>> Start Data lines
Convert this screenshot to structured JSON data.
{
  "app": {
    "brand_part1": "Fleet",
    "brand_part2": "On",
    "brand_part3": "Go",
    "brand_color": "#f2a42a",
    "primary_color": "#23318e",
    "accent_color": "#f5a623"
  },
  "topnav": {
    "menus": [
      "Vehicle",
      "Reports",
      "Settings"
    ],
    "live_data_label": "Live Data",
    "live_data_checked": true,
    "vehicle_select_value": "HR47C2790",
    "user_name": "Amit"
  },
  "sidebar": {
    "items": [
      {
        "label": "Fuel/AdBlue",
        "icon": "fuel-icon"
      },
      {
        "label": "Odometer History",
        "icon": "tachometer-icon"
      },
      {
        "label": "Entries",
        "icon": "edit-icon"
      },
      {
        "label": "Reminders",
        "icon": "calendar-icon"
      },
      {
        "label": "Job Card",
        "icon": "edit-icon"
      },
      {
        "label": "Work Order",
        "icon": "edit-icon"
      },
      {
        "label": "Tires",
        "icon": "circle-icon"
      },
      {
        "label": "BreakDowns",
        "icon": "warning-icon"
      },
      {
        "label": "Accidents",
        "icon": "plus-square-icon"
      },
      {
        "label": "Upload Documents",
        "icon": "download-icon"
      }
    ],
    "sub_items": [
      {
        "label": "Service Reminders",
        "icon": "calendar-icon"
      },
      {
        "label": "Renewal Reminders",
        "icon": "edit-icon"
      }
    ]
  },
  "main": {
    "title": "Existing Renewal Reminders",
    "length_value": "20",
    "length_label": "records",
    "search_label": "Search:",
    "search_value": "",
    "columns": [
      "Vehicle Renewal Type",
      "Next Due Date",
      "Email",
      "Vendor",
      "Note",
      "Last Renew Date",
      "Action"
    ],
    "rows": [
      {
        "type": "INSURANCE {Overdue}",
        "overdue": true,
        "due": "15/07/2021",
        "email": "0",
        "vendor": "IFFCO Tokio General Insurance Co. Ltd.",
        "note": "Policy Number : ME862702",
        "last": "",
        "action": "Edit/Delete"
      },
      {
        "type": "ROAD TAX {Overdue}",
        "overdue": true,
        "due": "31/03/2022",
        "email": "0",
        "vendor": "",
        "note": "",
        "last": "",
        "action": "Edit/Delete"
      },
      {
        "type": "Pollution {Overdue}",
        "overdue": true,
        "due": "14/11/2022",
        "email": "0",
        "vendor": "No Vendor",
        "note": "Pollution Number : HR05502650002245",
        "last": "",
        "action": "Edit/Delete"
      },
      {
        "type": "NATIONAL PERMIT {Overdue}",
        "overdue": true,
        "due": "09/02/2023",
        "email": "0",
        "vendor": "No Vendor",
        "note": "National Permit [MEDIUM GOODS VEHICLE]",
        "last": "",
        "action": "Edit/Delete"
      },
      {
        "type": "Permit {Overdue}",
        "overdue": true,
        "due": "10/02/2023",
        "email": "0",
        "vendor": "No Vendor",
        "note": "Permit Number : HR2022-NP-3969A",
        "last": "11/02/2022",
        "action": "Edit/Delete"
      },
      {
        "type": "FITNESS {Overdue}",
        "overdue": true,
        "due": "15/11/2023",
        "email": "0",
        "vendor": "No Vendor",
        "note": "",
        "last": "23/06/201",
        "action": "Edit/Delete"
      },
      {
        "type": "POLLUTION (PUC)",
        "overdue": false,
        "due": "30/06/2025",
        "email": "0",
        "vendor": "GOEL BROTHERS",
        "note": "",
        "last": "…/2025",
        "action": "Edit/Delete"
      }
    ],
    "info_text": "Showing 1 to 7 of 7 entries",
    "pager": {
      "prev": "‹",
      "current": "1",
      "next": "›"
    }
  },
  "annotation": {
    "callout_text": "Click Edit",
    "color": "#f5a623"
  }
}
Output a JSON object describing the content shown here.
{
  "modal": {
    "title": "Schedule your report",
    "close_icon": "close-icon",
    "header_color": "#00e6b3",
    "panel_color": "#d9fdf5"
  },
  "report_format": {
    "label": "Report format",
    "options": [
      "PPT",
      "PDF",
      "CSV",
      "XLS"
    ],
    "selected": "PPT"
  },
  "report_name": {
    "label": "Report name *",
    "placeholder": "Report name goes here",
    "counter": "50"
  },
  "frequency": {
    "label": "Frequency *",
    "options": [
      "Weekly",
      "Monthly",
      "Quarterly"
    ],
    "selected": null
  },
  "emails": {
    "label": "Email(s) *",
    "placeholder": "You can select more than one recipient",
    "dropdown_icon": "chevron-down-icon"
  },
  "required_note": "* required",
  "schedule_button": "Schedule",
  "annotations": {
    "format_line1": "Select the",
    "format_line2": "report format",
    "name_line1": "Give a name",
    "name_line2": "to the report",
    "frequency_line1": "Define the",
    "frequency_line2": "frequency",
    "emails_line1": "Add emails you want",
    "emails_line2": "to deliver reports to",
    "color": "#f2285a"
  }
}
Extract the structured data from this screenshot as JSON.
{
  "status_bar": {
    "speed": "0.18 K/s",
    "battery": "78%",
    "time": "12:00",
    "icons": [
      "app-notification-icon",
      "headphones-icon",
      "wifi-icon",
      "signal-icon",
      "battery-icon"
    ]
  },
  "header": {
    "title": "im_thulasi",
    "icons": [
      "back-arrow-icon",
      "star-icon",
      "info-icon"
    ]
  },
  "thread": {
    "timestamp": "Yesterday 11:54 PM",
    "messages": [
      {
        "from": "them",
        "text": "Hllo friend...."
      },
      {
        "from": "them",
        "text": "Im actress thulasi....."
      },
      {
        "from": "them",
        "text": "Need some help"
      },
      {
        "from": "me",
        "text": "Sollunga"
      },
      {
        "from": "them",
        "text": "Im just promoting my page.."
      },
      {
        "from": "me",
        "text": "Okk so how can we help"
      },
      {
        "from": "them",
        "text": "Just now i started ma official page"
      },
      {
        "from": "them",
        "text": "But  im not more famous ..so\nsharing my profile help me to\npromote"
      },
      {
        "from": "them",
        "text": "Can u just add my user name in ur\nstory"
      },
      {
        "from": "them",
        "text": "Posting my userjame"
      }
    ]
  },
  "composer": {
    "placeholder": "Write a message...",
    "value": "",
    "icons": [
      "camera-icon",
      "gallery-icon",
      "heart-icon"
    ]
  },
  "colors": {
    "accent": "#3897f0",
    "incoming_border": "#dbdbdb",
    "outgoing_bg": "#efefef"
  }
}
>> End Data lines
*Do this*. Copy out the material above in its entirety. Every detail must match.

*Expected output*.
Convert this screenshot to structured JSON data.
{
  "app": {
    "brand_part1": "Fleet",
    "brand_part2": "On",
    "brand_part3": "Go",
    "brand_color": "#f2a42a",
    "primary_color": "#23318e",
    "accent_color": "#f5a623"
  },
  "topnav": {
    "menus": [
      "Vehicle",
      "Reports",
      "Settings"
    ],
    "live_data_label": "Live Data",
    "live_data_checked": true,
    "vehicle_select_value": "HR47C2790",
    "user_name": "Amit"
  },
  "sidebar": {
    "items": [
      {
        "label": "Fuel/AdBlue",
        "icon": "fuel-icon"
      },
      {
        "label": "Odometer History",
        "icon": "tachometer-icon"
      },
      {
        "label": "Entries",
        "icon": "edit-icon"
      },
      {
        "label": "Reminders",
        "icon": "calendar-icon"
      },
      {
        "label": "Job Card",
        "icon": "edit-icon"
      },
      {
        "label": "Work Order",
        "icon": "edit-icon"
      },
      {
        "label": "Tires",
        "icon": "circle-icon"
      },
      {
        "label": "BreakDowns",
        "icon": "warning-icon"
      },
      {
        "label": "Accidents",
        "icon": "plus-square-icon"
      },
      {
        "label": "Upload Documents",
        "icon": "download-icon"
      }
    ],
    "sub_items": [
      {
        "label": "Service Reminders",
        "icon": "calendar-icon"
      },
      {
        "label": "Renewal Reminders",
        "icon": "edit-icon"
      }
    ]
  },
  "main": {
    "title": "Existing Renewal Reminders",
    "length_value": "20",
    "length_label": "records",
    "search_label": "Search:",
    "search_value": "",
    "columns": [
      "Vehicle Renewal Type",
      "Next Due Date",
      "Email",
      "Vendor",
      "Note",
      "Last Renew Date",
      "Action"
    ],
    "rows": [
      {
        "type": "INSURANCE {Overdue}",
        "overdue": true,
        "due": "15/07/2021",
        "email": "0",
        "vendor": "IFFCO Tokio General Insurance Co. Ltd.",
        "note": "Policy Number : ME862702",
        "last": "",
        "action": "Edit/Delete"
      },
      {
        "type": "ROAD TAX {Overdue}",
        "overdue": true,
        "due": "31/03/2022",
        "email": "0",
        "vendor": "",
        "note": "",
        "last": "",
        "action": "Edit/Delete"
      },
      {
        "type": "Pollution {Overdue}",
        "overdue": true,
        "due": "14/11/2022",
        "email": "0",
        "vendor": "No Vendor",
        "note": "Pollution Number : HR05502650002245",
        "last": "",
        "action": "Edit/Delete"
      },
      {
        "type": "NATIONAL PERMIT {Overdue}",
        "overdue": true,
        "due": "09/02/2023",
        "email": "0",
        "vendor": "No Vendor",
        "note": "National Permit [MEDIUM GOODS VEHICLE]",
        "last": "",
        "action": "Edit/Delete"
      },
      {
        "type": "Permit {Overdue}",
        "overdue": true,
        "due": "10/02/2023",
        "email": "0",
        "vendor": "No Vendor",
        "note": "Permit Number : HR2022-NP-3969A",
        "last": "11/02/2022",
        "action": "Edit/Delete"
      },
      {
        "type": "FITNESS {Overdue}",
        "overdue": true,
        "due": "15/11/2023",
        "email": "0",
        "vendor": "No Vendor",
        "note": "",
        "last": "23/06/201",
        "action": "Edit/Delete"
      },
      {
        "type": "POLLUTION (PUC)",
        "overdue": false,
        "due": "30/06/2025",
        "email": "0",
        "vendor": "GOEL BROTHERS",
        "note": "",
        "last": "…/2025",
        "action": "Edit/Delete"
      }
    ],
    "info_text": "Showing 1 to 7 of 7 entries",
    "pager": {
      "prev": "‹",
      "current": "1",
      "next": "›"
    }
  },
  "annotation": {
    "callout_text": "Click Edit",
    "color": "#f5a623"
  }
}
Output a JSON object describing the content shown here.
{
  "modal": {
    "title": "Schedule your report",
    "close_icon": "close-icon",
    "header_color": "#00e6b3",
    "panel_color": "#d9fdf5"
  },
  "report_format": {
    "label": "Report format",
    "options": [
      "PPT",
      "PDF",
      "CSV",
      "XLS"
    ],
    "selected": "PPT"
  },
  "report_name": {
    "label": "Report name *",
    "placeholder": "Report name goes here",
    "counter": "50"
  },
  "frequency": {
    "label": "Frequency *",
    "options": [
      "Weekly",
      "Monthly",
      "Quarterly"
    ],
    "selected": null
  },
  "emails": {
    "label": "Email(s) *",
    "placeholder": "You can select more than one recipient",
    "dropdown_icon": "chevron-down-icon"
  },
  "required_note": "* required",
  "schedule_button": "Schedule",
  "annotations": {
    "format_line1": "Select the",
    "format_line2": "report format",
    "name_line1": "Give a name",
    "name_line2": "to the report",
    "frequency_line1": "Define the",
    "frequency_line2": "frequency",
    "emails_line1": "Add emails you want",
    "emails_line2": "to deliver reports to",
    "color": "#f2285a"
  }
}
Extract the structured data from this screenshot as JSON.
{
  "status_bar": {
    "speed": "0.18 K/s",
    "battery": "78%",
    "time": "12:00",
    "icons": [
      "app-notification-icon",
      "headphones-icon",
      "wifi-icon",
      "signal-icon",
      "battery-icon"
    ]
  },
  "header": {
    "title": "im_thulasi",
    "icons": [
      "back-arrow-icon",
      "star-icon",
      "info-icon"
    ]
  },
  "thread": {
    "timestamp": "Yesterday 11:54 PM",
    "messages": [
      {
        "from": "them",
        "text": "Hllo friend...."
      },
      {
        "from": "them",
        "text": "Im actress thulasi....."
      },
      {
        "from": "them",
        "text": "Need some help"
      },
      {
        "from": "me",
        "text": "Sollunga"
      },
      {
        "from": "them",
        "text": "Im just promoting my page.."
      },
      {
        "from": "me",
        "text": "Okk so how can we help"
      },
      {
        "from": "them",
        "text": "Just now i started ma official page"
      },
      {
        "from": "them",
        "text": "But  im not more famous ..so\nsharing my profile help me to\npromote"
      },
      {
        "from": "them",
        "text": "Can u just add my user name in ur\nstory"
      },
      {
        "from": "them",
        "text": "Posting my userjame"
      }
    ]
  },
  "composer": {
    "placeholder": "Write a message...",
    "value": "",
    "icons": [
      "camera-icon",
      "gallery-icon",
      "heart-icon"
    ]
  },
  "colors": {
    "accent": "#3897f0",
    "incoming_border": "#dbdbdb",
    "outgoing_bg": "#efefef"
  }
}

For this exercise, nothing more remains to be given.